Prompt:
Below is a block of records: output all of them exactly and leave out the pictures.

Material to process:
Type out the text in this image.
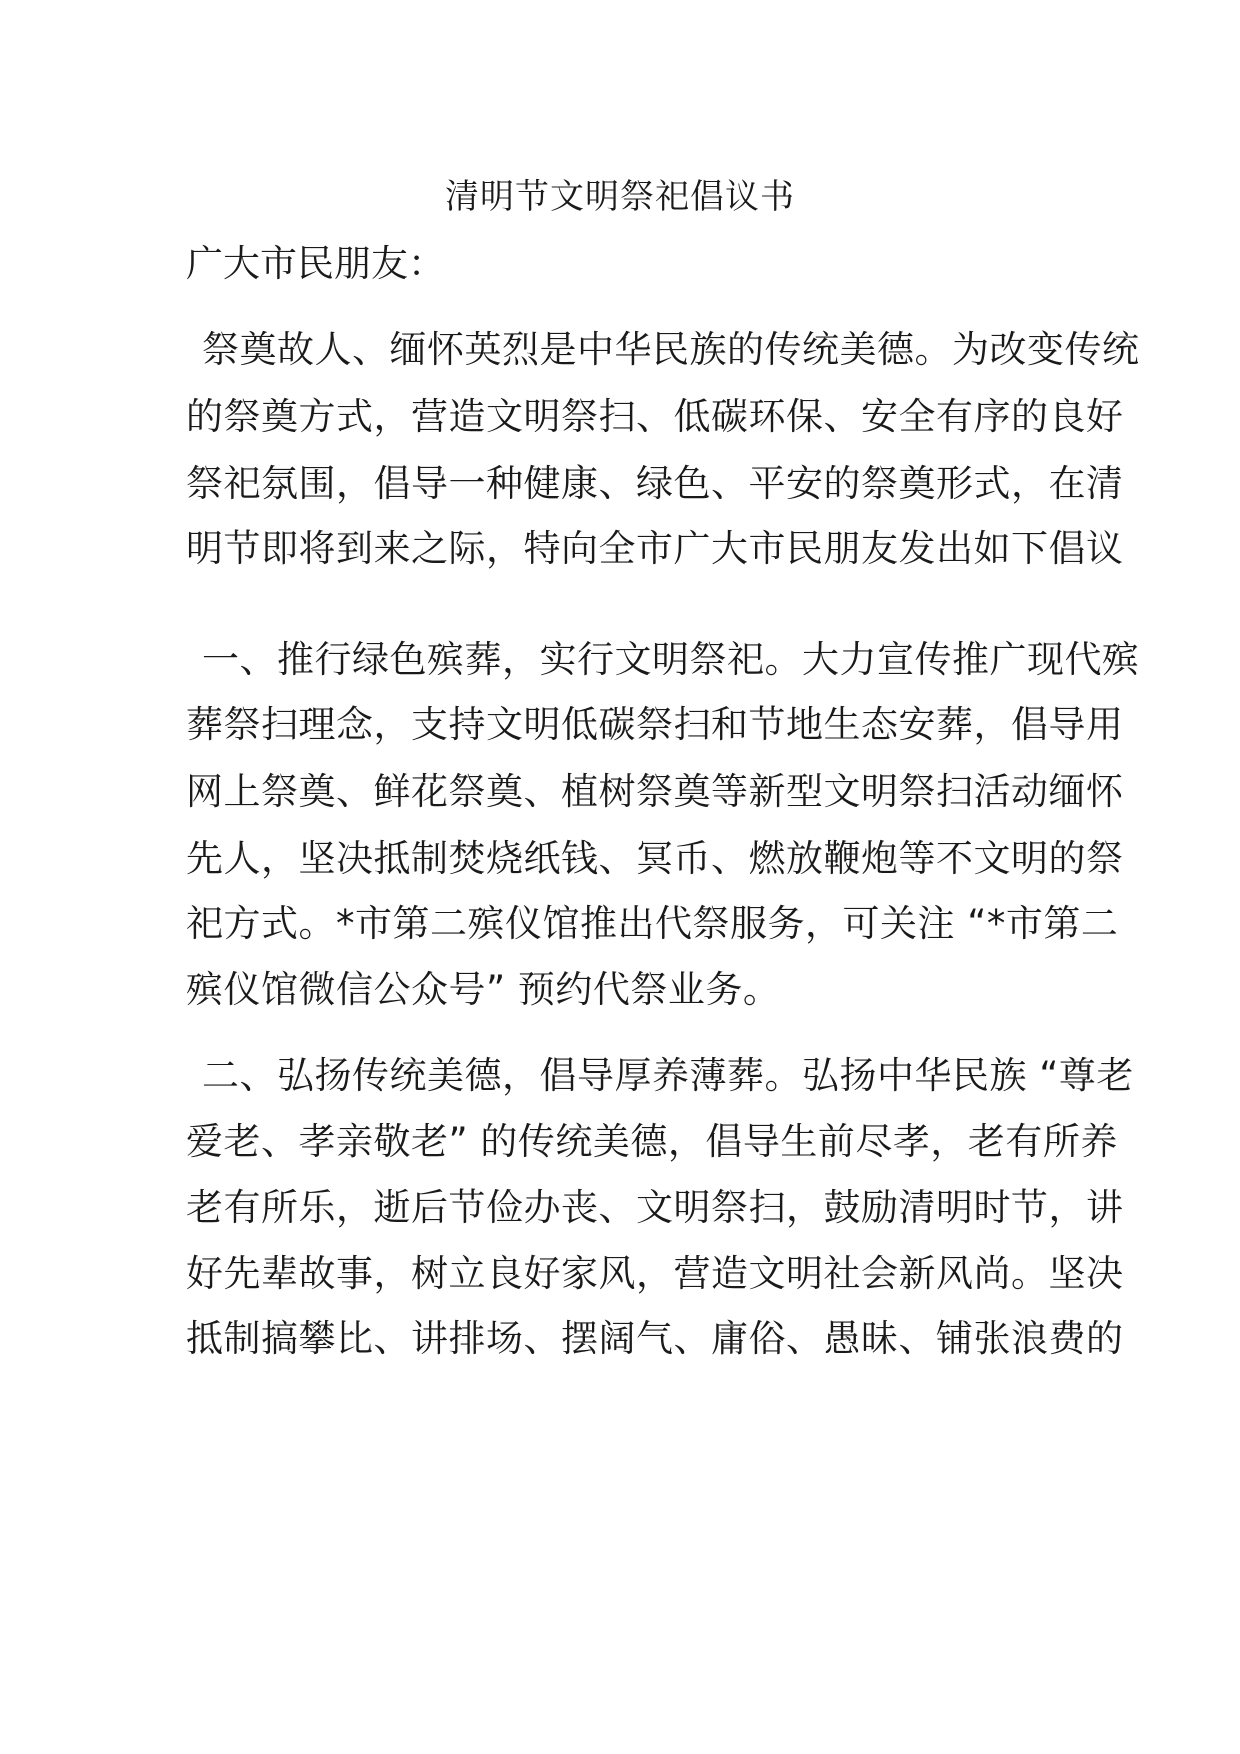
清明节文明祭祀倡议书

广大市民朋友：

祭奠故人、缅怀英烈是中华民族的传统美德。为改变传统

的祭奠方式，营造文明祭扫、低碳环保、安全有序的良好

祭祀氛围，倡导一种健康、绿色、平安的祭奠形式，在清

明节即将到来之际，特向全市广大市民朋友发出如下倡议

一、推行绿色殡葬，实行文明祭祀。大力宣传推广现代殡

葬祭扫理念，支持文明低碳祭扫和节地生态安葬，倡导用

网上祭奠、鲜花祭奠、植树祭奠等新型文明祭扫活动缅怀

先人，坚决抵制焚烧纸钱、冥币、燃放鞭炮等不文明的祭

祀方式。*市第二殡仪馆推出代祭服务，可关注 “*市第二

殡仪馆微信公众号” 预约代祭业务。

二、弘扬传统美德，倡导厚养薄葬。弘扬中华民族 “尊老

爱老、孝亲敬老” 的传统美德，倡导生前尽孝，老有所养

老有所乐，逝后节俭办丧、文明祭扫，鼓励清明时节，讲

好先辈故事，树立良好家风，营造文明社会新风尚。坚决

抵制搞攀比、讲排场、摆阔气、庸俗、愚昧、铺张浪费的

Solution for this problem:
Type out the text in this image.
清明节文明祭祀倡议书

广大市民朋友：

祭奠故人、缅怀英烈是中华民族的传统美德。为改变传统

的祭奠方式，营造文明祭扫、低碳环保、安全有序的良好

祭祀氛围，倡导一种健康、绿色、平安的祭奠形式，在清

明节即将到来之际，特向全市广大市民朋友发出如下倡议

一、推行绿色殡葬，实行文明祭祀。大力宣传推广现代殡

葬祭扫理念，支持文明低碳祭扫和节地生态安葬，倡导用

网上祭奠、鲜花祭奠、植树祭奠等新型文明祭扫活动缅怀

先人，坚决抵制焚烧纸钱、冥币、燃放鞭炮等不文明的祭

祀方式。*市第二殡仪馆推出代祭服务，可关注 “*市第二

殡仪馆微信公众号” 预约代祭业务。

二、弘扬传统美德，倡导厚养薄葬。弘扬中华民族 “尊老

爱老、孝亲敬老” 的传统美德，倡导生前尽孝，老有所养

老有所乐，逝后节俭办丧、文明祭扫，鼓励清明时节，讲

好先辈故事，树立良好家风，营造文明社会新风尚。坚决

抵制搞攀比、讲排场、摆阔气、庸俗、愚昧、铺张浪费的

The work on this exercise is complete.